▶ STATED PROBLEM: Copy the stretch of records from the line that contains "text-line: 0x0004 4" through the line that contains "11, 345, 24]", substituting "reply" for every "response" and leaving the rest unchanged.

▶ MATERIAL FOR THE TASK:
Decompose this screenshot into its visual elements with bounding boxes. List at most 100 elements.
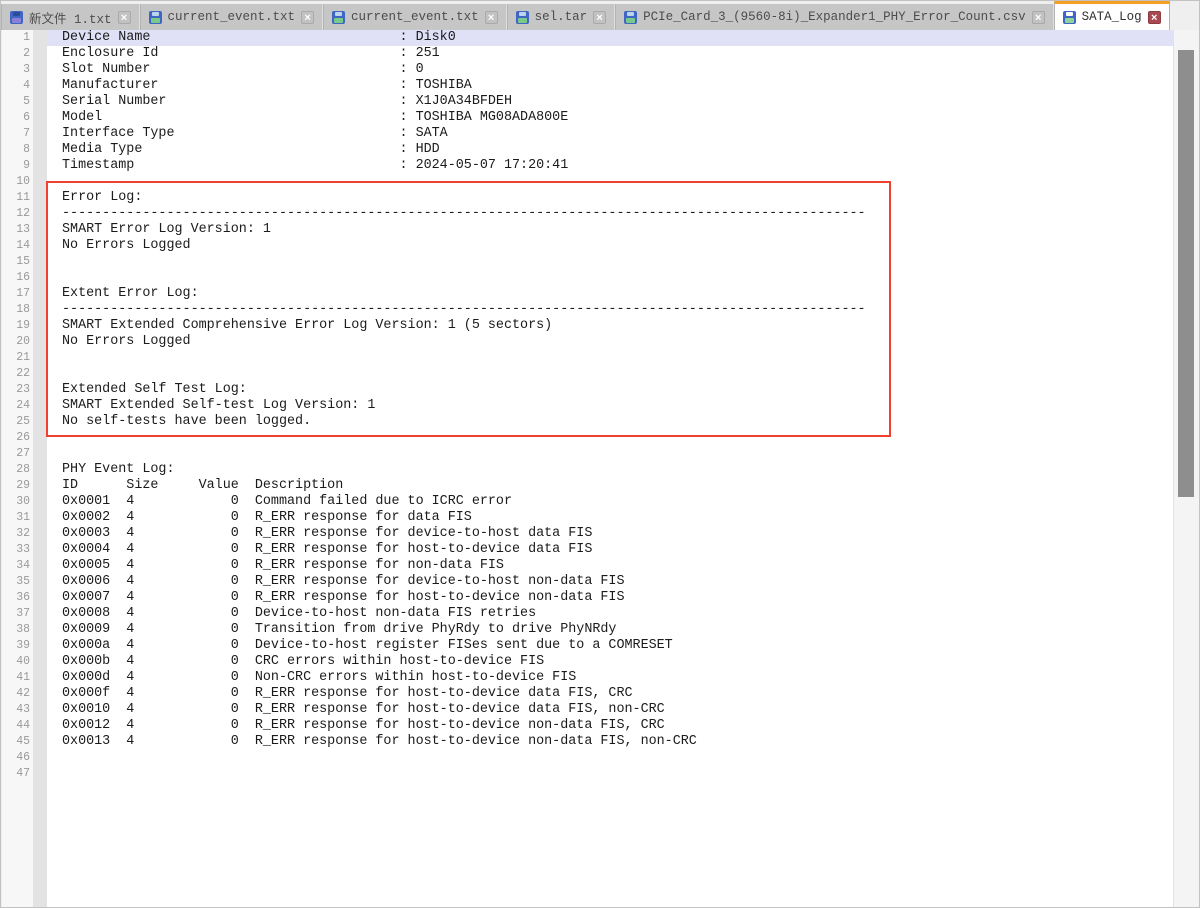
text-line: 0x0004 4 0 R_ERR response for host-to-de…	[47, 542, 1173, 558]
text-line: ----------------------------------------…	[47, 302, 1173, 318]
line-number: 37	[2, 606, 34, 622]
tab-bar: 新文件 1.txt×current_event.txt×current_even…	[1, 1, 1199, 30]
text-line: 0x000f 4 0 R_ERR response for host-to-de…	[47, 686, 1173, 702]
line-number: 12	[2, 206, 34, 222]
line-number: 13	[2, 222, 34, 238]
text-line	[47, 366, 1173, 382]
text-line: No self-tests have been logged.	[47, 414, 1173, 430]
line-number: 5	[2, 94, 34, 110]
text-line: Error Log:	[47, 190, 1173, 206]
text-line: 0x0005 4 0 R_ERR response for non-data F…	[47, 558, 1173, 574]
floppy-icon	[332, 11, 345, 24]
tab-3[interactable]: current_event.txt×	[323, 4, 507, 30]
line-number: 2	[2, 46, 34, 62]
line-number: 19	[2, 318, 34, 334]
text-line	[47, 350, 1173, 366]
text-line: SMART Error Log Version: 1	[47, 222, 1173, 238]
line-number: 8	[2, 142, 34, 158]
line-number: 31	[2, 510, 34, 526]
close-icon[interactable]: ×	[301, 11, 314, 24]
line-number: 30	[2, 494, 34, 510]
text-line: ID Size Value Description	[47, 478, 1173, 494]
close-icon[interactable]: ×	[1032, 11, 1045, 24]
text-line	[47, 270, 1173, 286]
floppy-icon	[10, 11, 23, 24]
line-number: 22	[2, 366, 34, 382]
line-number: 36	[2, 590, 34, 606]
fold-margin	[33, 30, 47, 907]
line-number: 42	[2, 686, 34, 702]
line-number: 27	[2, 446, 34, 462]
line-number: 34	[2, 558, 34, 574]
line-number: 32	[2, 526, 34, 542]
text-line: Media Type : HDD	[47, 142, 1173, 158]
text-line: 0x0010 4 0 R_ERR response for host-to-de…	[47, 702, 1173, 718]
text-line: 0x0007 4 0 R_ERR response for host-to-de…	[47, 590, 1173, 606]
close-icon[interactable]: ×	[485, 11, 498, 24]
text-line: 0x000b 4 0 CRC errors within host-to-dev…	[47, 654, 1173, 670]
line-number: 38	[2, 622, 34, 638]
line-number-gutter: 1234567891011121314151617181920212223242…	[1, 30, 34, 907]
vertical-scrollbar[interactable]	[1173, 30, 1199, 907]
text-line: 0x0012 4 0 R_ERR response for host-to-de…	[47, 718, 1173, 734]
tab-4[interactable]: sel.tar ×	[507, 4, 616, 30]
text-line: Extended Self Test Log:	[47, 382, 1173, 398]
text-line: 0x000a 4 0 Device-to-host register FISes…	[47, 638, 1173, 654]
line-number: 35	[2, 574, 34, 590]
tab-label: SATA_Log	[1082, 10, 1142, 24]
text-line: 0x0002 4 0 R_ERR response for data FIS	[47, 510, 1173, 526]
line-number: 33	[2, 542, 34, 558]
tab-2[interactable]: current_event.txt ×	[140, 4, 324, 30]
text-line: SMART Extended Comprehensive Error Log V…	[47, 318, 1173, 334]
line-number: 25	[2, 414, 34, 430]
line-number: 14	[2, 238, 34, 254]
line-number: 16	[2, 270, 34, 286]
text-line	[47, 430, 1173, 446]
tab-5[interactable]: PCIe_Card_3_(9560-8i)_Expander1_PHY_Erro…	[615, 4, 1054, 30]
text-area[interactable]: Device Name : Disk0Enclosure Id : 251Slo…	[47, 30, 1173, 907]
tab-label: sel.tar	[535, 10, 588, 24]
scrollbar-thumb[interactable]	[1178, 50, 1194, 497]
line-number: 9	[2, 158, 34, 174]
text-line: Manufacturer : TOSHIBA	[47, 78, 1173, 94]
line-number: 44	[2, 718, 34, 734]
text-line	[47, 174, 1173, 190]
editor-pane: 1234567891011121314151617181920212223242…	[1, 30, 1199, 907]
line-number: 4	[2, 78, 34, 94]
line-number: 43	[2, 702, 34, 718]
close-icon[interactable]: ×	[593, 11, 606, 24]
text-line: 0x0009 4 0 Transition from drive PhyRdy …	[47, 622, 1173, 638]
line-number: 10	[2, 174, 34, 190]
text-line: 0x0001 4 0 Command failed due to ICRC er…	[47, 494, 1173, 510]
text-line: Slot Number : 0	[47, 62, 1173, 78]
tab-1[interactable]: 新文件 1.txt ×	[1, 4, 140, 30]
text-line: 0x0013 4 0 R_ERR response for host-to-de…	[47, 734, 1173, 750]
close-icon[interactable]: ×	[118, 11, 131, 24]
tab-label: current_event.txt	[168, 10, 296, 24]
line-number: 1	[2, 30, 34, 46]
text-line: 0x0006 4 0 R_ERR response for device-to-…	[47, 574, 1173, 590]
editor-window: 新文件 1.txt×current_event.txt×current_even…	[0, 0, 1200, 908]
tab-6[interactable]: SATA_Log ×	[1054, 1, 1170, 30]
line-number: 7	[2, 126, 34, 142]
text-line: 0x0008 4 0 Device-to-host non-data FIS r…	[47, 606, 1173, 622]
line-number: 24	[2, 398, 34, 414]
floppy-icon	[1063, 11, 1076, 24]
line-number: 39	[2, 638, 34, 654]
text-line: ----------------------------------------…	[47, 206, 1173, 222]
line-number: 23	[2, 382, 34, 398]
close-icon[interactable]: ×	[1148, 11, 1161, 24]
text-line: Enclosure Id : 251	[47, 46, 1173, 62]
tab-label: 新文件 1.txt	[29, 8, 112, 27]
text-line	[47, 766, 1173, 782]
floppy-icon	[624, 11, 637, 24]
text-line	[47, 446, 1173, 462]
line-number: 47	[2, 766, 34, 782]
line-number: 3	[2, 62, 34, 78]
line-number: 40	[2, 654, 34, 670]
line-number: 18	[2, 302, 34, 318]
line-number: 17	[2, 286, 34, 302]
line-number: 45	[2, 734, 34, 750]
text-line	[47, 254, 1173, 270]
text-line: Timestamp : 2024-05-07 17:20:41	[47, 158, 1173, 174]
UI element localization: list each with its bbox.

▶ EXERCISE RESULT:
text-line: 0x0004 4 0 R_ERR reply for host-to-de…	[47, 542, 1173, 558]
text-line: ----------------------------------------…	[47, 302, 1173, 318]
line-number: 37	[2, 606, 34, 622]
tab-bar: 新文件 1.txt×current_event.txt×current_even…	[1, 1, 1199, 30]
text-line: 0x000f 4 0 R_ERR reply for host-to-de…	[47, 686, 1173, 702]
line-number: 12	[2, 206, 34, 222]
line-number: 13	[2, 222, 34, 238]
text-line	[47, 366, 1173, 382]
text-line: No self-tests have been logged.	[47, 414, 1173, 430]
line-number: 5	[2, 94, 34, 110]
text-line: Error Log:	[47, 190, 1173, 206]
text-line: 0x0005 4 0 R_ERR reply for non-data F…	[47, 558, 1173, 574]
floppy-icon	[332, 11, 345, 24]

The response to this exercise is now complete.